++++ Exercise input

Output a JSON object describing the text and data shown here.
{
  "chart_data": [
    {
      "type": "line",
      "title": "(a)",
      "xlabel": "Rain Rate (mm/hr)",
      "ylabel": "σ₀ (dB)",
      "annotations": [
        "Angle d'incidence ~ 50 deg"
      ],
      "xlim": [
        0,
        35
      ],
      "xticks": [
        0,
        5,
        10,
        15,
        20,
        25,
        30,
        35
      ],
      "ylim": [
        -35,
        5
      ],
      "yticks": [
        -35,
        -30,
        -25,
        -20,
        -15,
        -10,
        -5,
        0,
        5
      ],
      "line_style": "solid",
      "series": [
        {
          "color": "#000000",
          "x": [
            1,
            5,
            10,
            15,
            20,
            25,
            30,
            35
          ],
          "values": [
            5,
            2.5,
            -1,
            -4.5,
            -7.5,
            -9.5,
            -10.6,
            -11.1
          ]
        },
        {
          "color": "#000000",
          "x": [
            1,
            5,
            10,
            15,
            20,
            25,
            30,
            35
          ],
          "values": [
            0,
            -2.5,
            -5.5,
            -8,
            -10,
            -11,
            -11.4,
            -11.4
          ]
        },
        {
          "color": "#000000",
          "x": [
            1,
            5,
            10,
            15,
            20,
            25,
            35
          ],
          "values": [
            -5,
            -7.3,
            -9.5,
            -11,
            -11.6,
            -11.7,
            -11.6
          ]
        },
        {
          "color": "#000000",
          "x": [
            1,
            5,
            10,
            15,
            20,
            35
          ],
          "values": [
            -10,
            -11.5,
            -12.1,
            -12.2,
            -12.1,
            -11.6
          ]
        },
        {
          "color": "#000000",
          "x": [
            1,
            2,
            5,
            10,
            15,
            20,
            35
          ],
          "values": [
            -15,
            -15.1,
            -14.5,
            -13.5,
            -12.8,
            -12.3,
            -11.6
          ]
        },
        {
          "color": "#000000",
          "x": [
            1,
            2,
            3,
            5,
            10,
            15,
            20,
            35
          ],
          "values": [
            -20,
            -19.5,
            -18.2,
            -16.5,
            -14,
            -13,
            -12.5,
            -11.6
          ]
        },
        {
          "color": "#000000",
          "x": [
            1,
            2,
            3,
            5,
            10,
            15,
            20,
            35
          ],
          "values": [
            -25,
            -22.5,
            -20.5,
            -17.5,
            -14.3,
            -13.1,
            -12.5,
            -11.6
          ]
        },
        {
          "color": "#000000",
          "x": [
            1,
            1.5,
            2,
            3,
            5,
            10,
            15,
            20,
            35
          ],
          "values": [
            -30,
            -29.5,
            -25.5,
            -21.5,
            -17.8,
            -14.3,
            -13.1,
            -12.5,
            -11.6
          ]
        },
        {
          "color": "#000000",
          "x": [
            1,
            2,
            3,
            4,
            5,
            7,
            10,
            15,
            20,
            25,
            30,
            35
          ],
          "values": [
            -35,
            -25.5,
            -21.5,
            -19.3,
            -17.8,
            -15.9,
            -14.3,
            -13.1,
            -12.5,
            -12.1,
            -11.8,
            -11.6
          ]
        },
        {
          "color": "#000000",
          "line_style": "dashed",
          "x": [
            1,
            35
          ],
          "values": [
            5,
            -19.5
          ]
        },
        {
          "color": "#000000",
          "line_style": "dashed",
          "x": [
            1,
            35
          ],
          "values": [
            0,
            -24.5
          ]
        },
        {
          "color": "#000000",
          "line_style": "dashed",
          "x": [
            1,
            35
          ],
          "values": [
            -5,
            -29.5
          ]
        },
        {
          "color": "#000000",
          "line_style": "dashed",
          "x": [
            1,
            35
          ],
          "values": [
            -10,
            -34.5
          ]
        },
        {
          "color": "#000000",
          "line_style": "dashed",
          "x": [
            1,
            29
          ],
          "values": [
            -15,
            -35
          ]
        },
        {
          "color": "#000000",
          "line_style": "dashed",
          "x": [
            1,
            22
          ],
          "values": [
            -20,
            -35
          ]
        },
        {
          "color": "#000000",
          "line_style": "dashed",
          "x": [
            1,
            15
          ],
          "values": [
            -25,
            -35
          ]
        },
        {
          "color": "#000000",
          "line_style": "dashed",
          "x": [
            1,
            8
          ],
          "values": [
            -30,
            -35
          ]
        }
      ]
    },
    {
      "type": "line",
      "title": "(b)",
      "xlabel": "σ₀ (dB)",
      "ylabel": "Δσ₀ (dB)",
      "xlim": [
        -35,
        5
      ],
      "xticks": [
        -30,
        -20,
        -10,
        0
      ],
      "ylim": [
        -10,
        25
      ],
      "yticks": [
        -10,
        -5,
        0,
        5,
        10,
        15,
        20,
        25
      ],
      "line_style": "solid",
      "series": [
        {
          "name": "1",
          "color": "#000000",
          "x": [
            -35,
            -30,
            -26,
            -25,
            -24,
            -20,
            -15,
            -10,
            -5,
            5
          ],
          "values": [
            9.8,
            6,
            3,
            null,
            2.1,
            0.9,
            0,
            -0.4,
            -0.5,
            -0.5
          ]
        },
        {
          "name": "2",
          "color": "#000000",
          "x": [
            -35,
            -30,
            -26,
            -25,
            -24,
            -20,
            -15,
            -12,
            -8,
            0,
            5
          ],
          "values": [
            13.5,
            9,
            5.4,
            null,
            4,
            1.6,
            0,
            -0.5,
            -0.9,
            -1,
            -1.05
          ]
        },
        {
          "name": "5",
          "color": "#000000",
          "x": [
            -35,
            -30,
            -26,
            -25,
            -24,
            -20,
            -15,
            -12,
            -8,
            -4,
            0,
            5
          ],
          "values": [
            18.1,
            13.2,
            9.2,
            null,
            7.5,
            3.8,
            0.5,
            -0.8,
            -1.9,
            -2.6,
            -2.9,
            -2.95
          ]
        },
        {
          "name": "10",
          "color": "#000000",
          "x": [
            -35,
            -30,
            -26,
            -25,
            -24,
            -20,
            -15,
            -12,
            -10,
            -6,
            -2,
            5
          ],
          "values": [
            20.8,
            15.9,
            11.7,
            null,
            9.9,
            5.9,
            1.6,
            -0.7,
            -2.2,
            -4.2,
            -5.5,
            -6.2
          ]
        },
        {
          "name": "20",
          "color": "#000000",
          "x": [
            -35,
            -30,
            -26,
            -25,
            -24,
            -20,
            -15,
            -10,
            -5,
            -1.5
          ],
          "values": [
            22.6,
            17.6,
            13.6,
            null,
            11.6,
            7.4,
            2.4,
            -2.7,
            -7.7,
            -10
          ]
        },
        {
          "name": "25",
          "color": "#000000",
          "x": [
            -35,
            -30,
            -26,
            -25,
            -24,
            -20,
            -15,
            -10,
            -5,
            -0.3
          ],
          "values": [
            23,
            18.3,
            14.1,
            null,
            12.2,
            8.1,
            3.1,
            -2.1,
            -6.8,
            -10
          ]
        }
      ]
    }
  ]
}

++++++++

Goal: Copy all the records above exactly, missing none.

Full response:
Output a JSON object describing the text and data shown here.
{
  "chart_data": [
    {
      "type": "line",
      "title": "(a)",
      "xlabel": "Rain Rate (mm/hr)",
      "ylabel": "σ₀ (dB)",
      "annotations": [
        "Angle d'incidence ~ 50 deg"
      ],
      "xlim": [
        0,
        35
      ],
      "xticks": [
        0,
        5,
        10,
        15,
        20,
        25,
        30,
        35
      ],
      "ylim": [
        -35,
        5
      ],
      "yticks": [
        -35,
        -30,
        -25,
        -20,
        -15,
        -10,
        -5,
        0,
        5
      ],
      "line_style": "solid",
      "series": [
        {
          "color": "#000000",
          "x": [
            1,
            5,
            10,
            15,
            20,
            25,
            30,
            35
          ],
          "values": [
            5,
            2.5,
            -1,
            -4.5,
            -7.5,
            -9.5,
            -10.6,
            -11.1
          ]
        },
        {
          "color": "#000000",
          "x": [
            1,
            5,
            10,
            15,
            20,
            25,
            30,
            35
          ],
          "values": [
            0,
            -2.5,
            -5.5,
            -8,
            -10,
            -11,
            -11.4,
            -11.4
          ]
        },
        {
          "color": "#000000",
          "x": [
            1,
            5,
            10,
            15,
            20,
            25,
            35
          ],
          "values": [
            -5,
            -7.3,
            -9.5,
            -11,
            -11.6,
            -11.7,
            -11.6
          ]
        },
        {
          "color": "#000000",
          "x": [
            1,
            5,
            10,
            15,
            20,
            35
          ],
          "values": [
            -10,
            -11.5,
            -12.1,
            -12.2,
            -12.1,
            -11.6
          ]
        },
        {
          "color": "#000000",
          "x": [
            1,
            2,
            5,
            10,
            15,
            20,
            35
          ],
          "values": [
            -15,
            -15.1,
            -14.5,
            -13.5,
            -12.8,
            -12.3,
            -11.6
          ]
        },
        {
          "color": "#000000",
          "x": [
            1,
            2,
            3,
            5,
            10,
            15,
            20,
            35
          ],
          "values": [
            -20,
            -19.5,
            -18.2,
            -16.5,
            -14,
            -13,
            -12.5,
            -11.6
          ]
        },
        {
          "color": "#000000",
          "x": [
            1,
            2,
            3,
            5,
            10,
            15,
            20,
            35
          ],
          "values": [
            -25,
            -22.5,
            -20.5,
            -17.5,
            -14.3,
            -13.1,
            -12.5,
            -11.6
          ]
        },
        {
          "color": "#000000",
          "x": [
            1,
            1.5,
            2,
            3,
            5,
            10,
            15,
            20,
            35
          ],
          "values": [
            -30,
            -29.5,
            -25.5,
            -21.5,
            -17.8,
            -14.3,
            -13.1,
            -12.5,
            -11.6
          ]
        },
        {
          "color": "#000000",
          "x": [
            1,
            2,
            3,
            4,
            5,
            7,
            10,
            15,
            20,
            25,
            30,
            35
          ],
          "values": [
            -35,
            -25.5,
            -21.5,
            -19.3,
            -17.8,
            -15.9,
            -14.3,
            -13.1,
            -12.5,
            -12.1,
            -11.8,
            -11.6
          ]
        },
        {
          "color": "#000000",
          "line_style": "dashed",
          "x": [
            1,
            35
          ],
          "values": [
            5,
            -19.5
          ]
        },
        {
          "color": "#000000",
          "line_style": "dashed",
          "x": [
            1,
            35
          ],
          "values": [
            0,
            -24.5
          ]
        },
        {
          "color": "#000000",
          "line_style": "dashed",
          "x": [
            1,
            35
          ],
          "values": [
            -5,
            -29.5
          ]
        },
        {
          "color": "#000000",
          "line_style": "dashed",
          "x": [
            1,
            35
          ],
          "values": [
            -10,
            -34.5
          ]
        },
        {
          "color": "#000000",
          "line_style": "dashed",
          "x": [
            1,
            29
          ],
          "values": [
            -15,
            -35
          ]
        },
        {
          "color": "#000000",
          "line_style": "dashed",
          "x": [
            1,
            22
          ],
          "values": [
            -20,
            -35
          ]
        },
        {
          "color": "#000000",
          "line_style": "dashed",
          "x": [
            1,
            15
          ],
          "values": [
            -25,
            -35
          ]
        },
        {
          "color": "#000000",
          "line_style": "dashed",
          "x": [
            1,
            8
          ],
          "values": [
            -30,
            -35
          ]
        }
      ]
    },
    {
      "type": "line",
      "title": "(b)",
      "xlabel": "σ₀ (dB)",
      "ylabel": "Δσ₀ (dB)",
      "xlim": [
        -35,
        5
      ],
      "xticks": [
        -30,
        -20,
        -10,
        0
      ],
      "ylim": [
        -10,
        25
      ],
      "yticks": [
        -10,
        -5,
        0,
        5,
        10,
        15,
        20,
        25
      ],
      "line_style": "solid",
      "series": [
        {
          "name": "1",
          "color": "#000000",
          "x": [
            -35,
            -30,
            -26,
            -25,
            -24,
            -20,
            -15,
            -10,
            -5,
            5
          ],
          "values": [
            9.8,
            6,
            3,
            null,
            2.1,
            0.9,
            0,
            -0.4,
            -0.5,
            -0.5
          ]
        },
        {
          "name": "2",
          "color": "#000000",
          "x": [
            -35,
            -30,
            -26,
            -25,
            -24,
            -20,
            -15,
            -12,
            -8,
            0,
            5
          ],
          "values": [
            13.5,
            9,
            5.4,
            null,
            4,
            1.6,
            0,
            -0.5,
            -0.9,
            -1,
            -1.05
          ]
        },
        {
          "name": "5",
          "color": "#000000",
          "x": [
            -35,
            -30,
            -26,
            -25,
            -24,
            -20,
            -15,
            -12,
            -8,
            -4,
            0,
            5
          ],
          "values": [
            18.1,
            13.2,
            9.2,
            null,
            7.5,
            3.8,
            0.5,
            -0.8,
            -1.9,
            -2.6,
            -2.9,
            -2.95
          ]
        },
        {
          "name": "10",
          "color": "#000000",
          "x": [
            -35,
            -30,
            -26,
            -25,
            -24,
            -20,
            -15,
            -12,
            -10,
            -6,
            -2,
            5
          ],
          "values": [
            20.8,
            15.9,
            11.7,
            null,
            9.9,
            5.9,
            1.6,
            -0.7,
            -2.2,
            -4.2,
            -5.5,
            -6.2
          ]
        },
        {
          "name": "20",
          "color": "#000000",
          "x": [
            -35,
            -30,
            -26,
            -25,
            -24,
            -20,
            -15,
            -10,
            -5,
            -1.5
          ],
          "values": [
            22.6,
            17.6,
            13.6,
            null,
            11.6,
            7.4,
            2.4,
            -2.7,
            -7.7,
            -10
          ]
        },
        {
          "name": "25",
          "color": "#000000",
          "x": [
            -35,
            -30,
            -26,
            -25,
            -24,
            -20,
            -15,
            -10,
            -5,
            -0.3
          ],
          "values": [
            23,
            18.3,
            14.1,
            null,
            12.2,
            8.1,
            3.1,
            -2.1,
            -6.8,
            -10
          ]
        }
      ]
    }
  ]
}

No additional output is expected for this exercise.